[Supplied material]
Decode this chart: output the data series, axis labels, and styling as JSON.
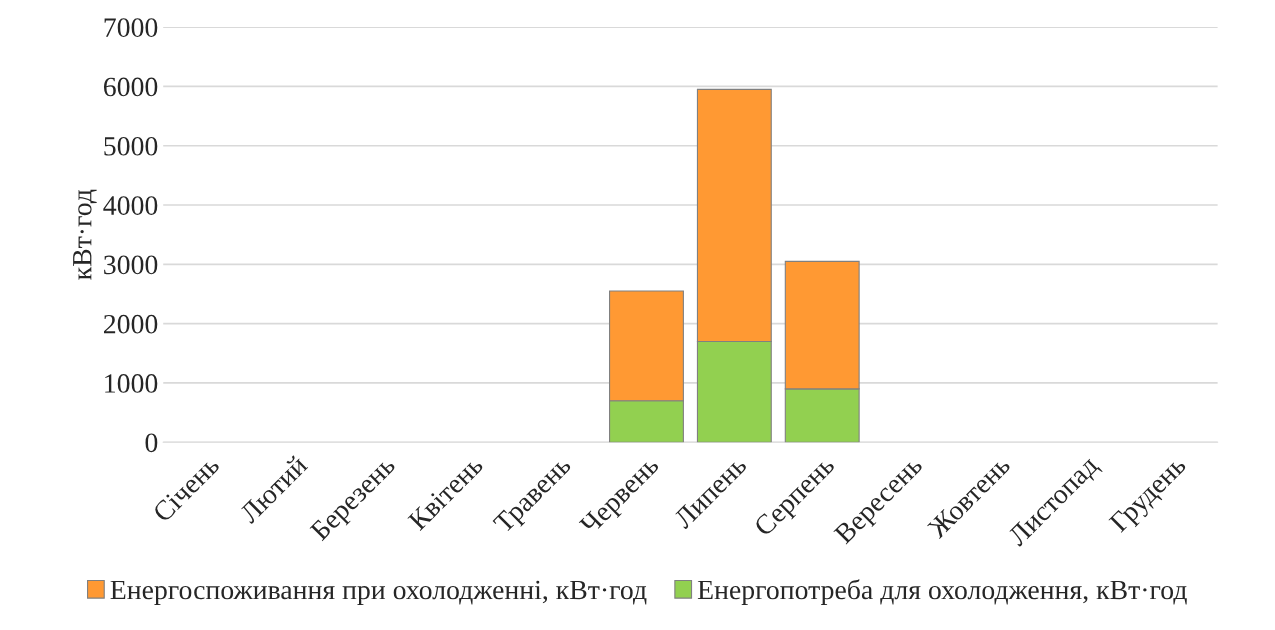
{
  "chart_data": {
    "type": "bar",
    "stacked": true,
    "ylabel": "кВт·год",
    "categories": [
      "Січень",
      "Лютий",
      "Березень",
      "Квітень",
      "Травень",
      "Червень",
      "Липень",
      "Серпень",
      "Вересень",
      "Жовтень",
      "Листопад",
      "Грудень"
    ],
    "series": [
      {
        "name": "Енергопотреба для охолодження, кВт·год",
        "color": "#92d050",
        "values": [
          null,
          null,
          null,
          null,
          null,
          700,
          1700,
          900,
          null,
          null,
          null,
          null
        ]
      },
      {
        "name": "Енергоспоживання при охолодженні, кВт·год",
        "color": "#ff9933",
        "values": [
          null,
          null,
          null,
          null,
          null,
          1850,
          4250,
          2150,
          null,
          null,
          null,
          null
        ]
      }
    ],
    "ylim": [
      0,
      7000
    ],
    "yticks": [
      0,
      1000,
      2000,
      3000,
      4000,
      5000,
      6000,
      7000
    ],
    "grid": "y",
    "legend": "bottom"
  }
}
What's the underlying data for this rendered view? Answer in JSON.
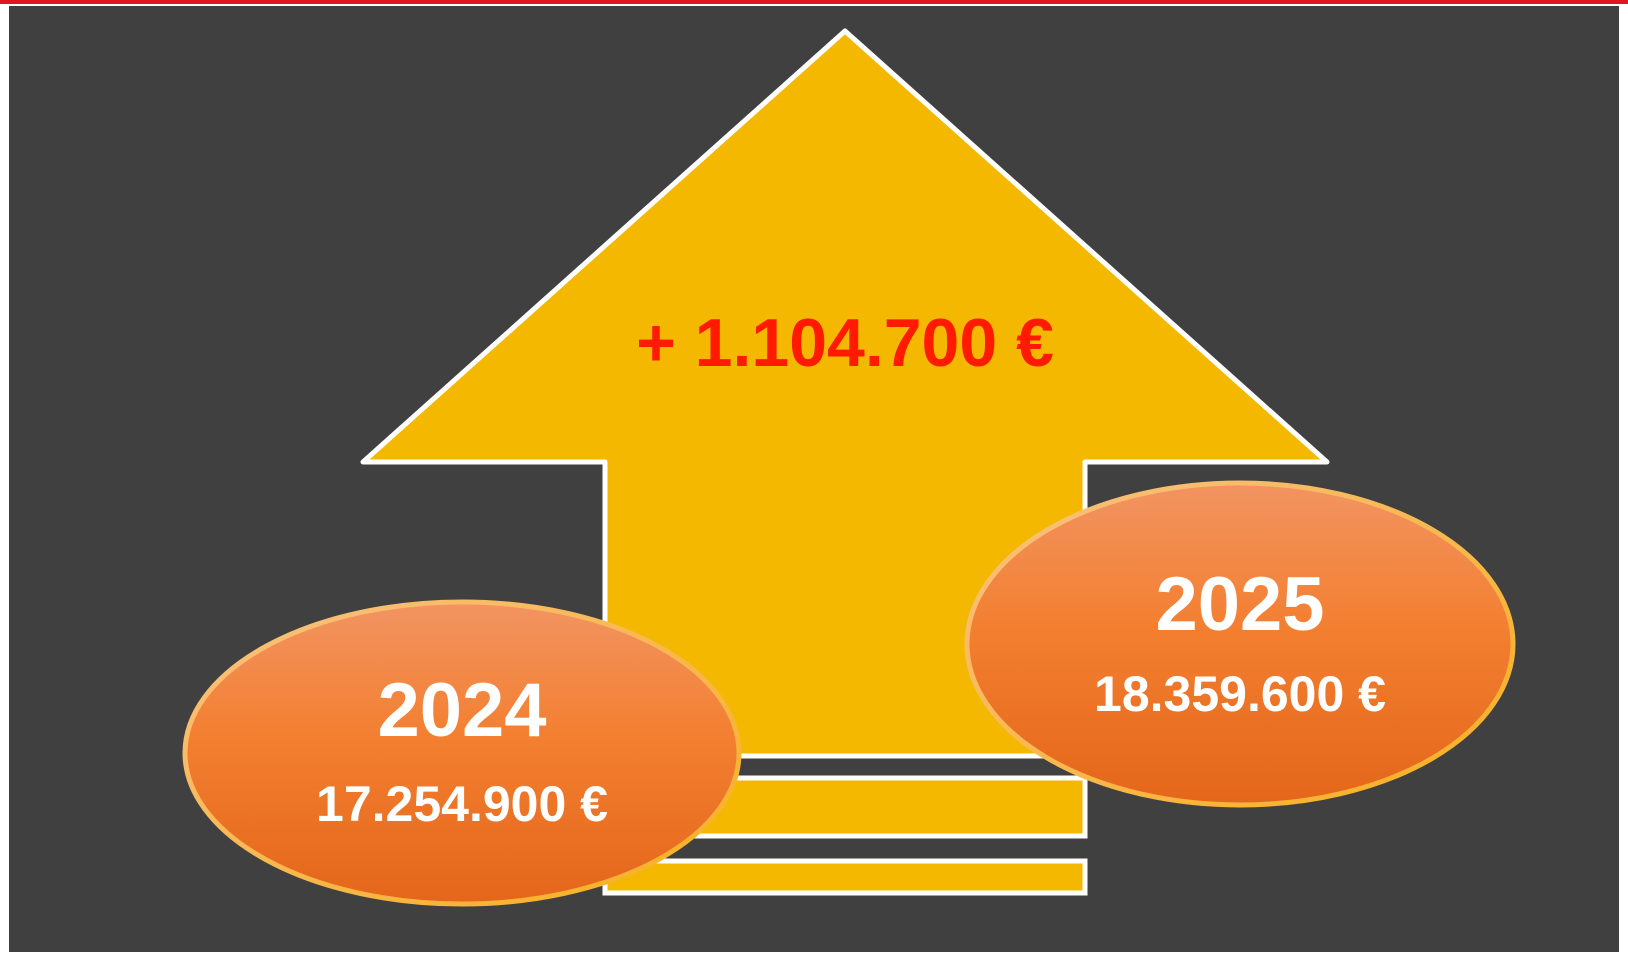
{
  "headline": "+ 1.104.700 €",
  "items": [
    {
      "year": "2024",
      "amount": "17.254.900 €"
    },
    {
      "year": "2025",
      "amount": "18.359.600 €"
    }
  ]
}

[Problem statement] Without including any picture, repeat the data exactly.

[The answer]
Decode this chart: output the data series, axis labels, and styling as JSON.
{
  "chart_data": {
    "type": "bar",
    "stacked": true,
    "ylabel": "кВт·год",
    "categories": [
      "Січень",
      "Лютий",
      "Березень",
      "Квітень",
      "Травень",
      "Червень",
      "Липень",
      "Серпень",
      "Вересень",
      "Жовтень",
      "Листопад",
      "Грудень"
    ],
    "series": [
      {
        "name": "Енергопотреба для охолодження, кВт·год",
        "color": "#92d050",
        "values": [
          null,
          null,
          null,
          null,
          null,
          700,
          1700,
          900,
          null,
          null,
          null,
          null
        ]
      },
      {
        "name": "Енергоспоживання при охолодженні, кВт·год",
        "color": "#ff9933",
        "values": [
          null,
          null,
          null,
          null,
          null,
          1850,
          4250,
          2150,
          null,
          null,
          null,
          null
        ]
      }
    ],
    "ylim": [
      0,
      7000
    ],
    "yticks": [
      0,
      1000,
      2000,
      3000,
      4000,
      5000,
      6000,
      7000
    ],
    "grid": "y",
    "legend": "bottom"
  }
}
What's the underlying data for this rendered view? Answer in JSON.
{
  "headline": "+ 1.104.700 €",
  "items": [
    {
      "year": "2024",
      "amount": "17.254.900 €"
    },
    {
      "year": "2025",
      "amount": "18.359.600 €"
    }
  ]
}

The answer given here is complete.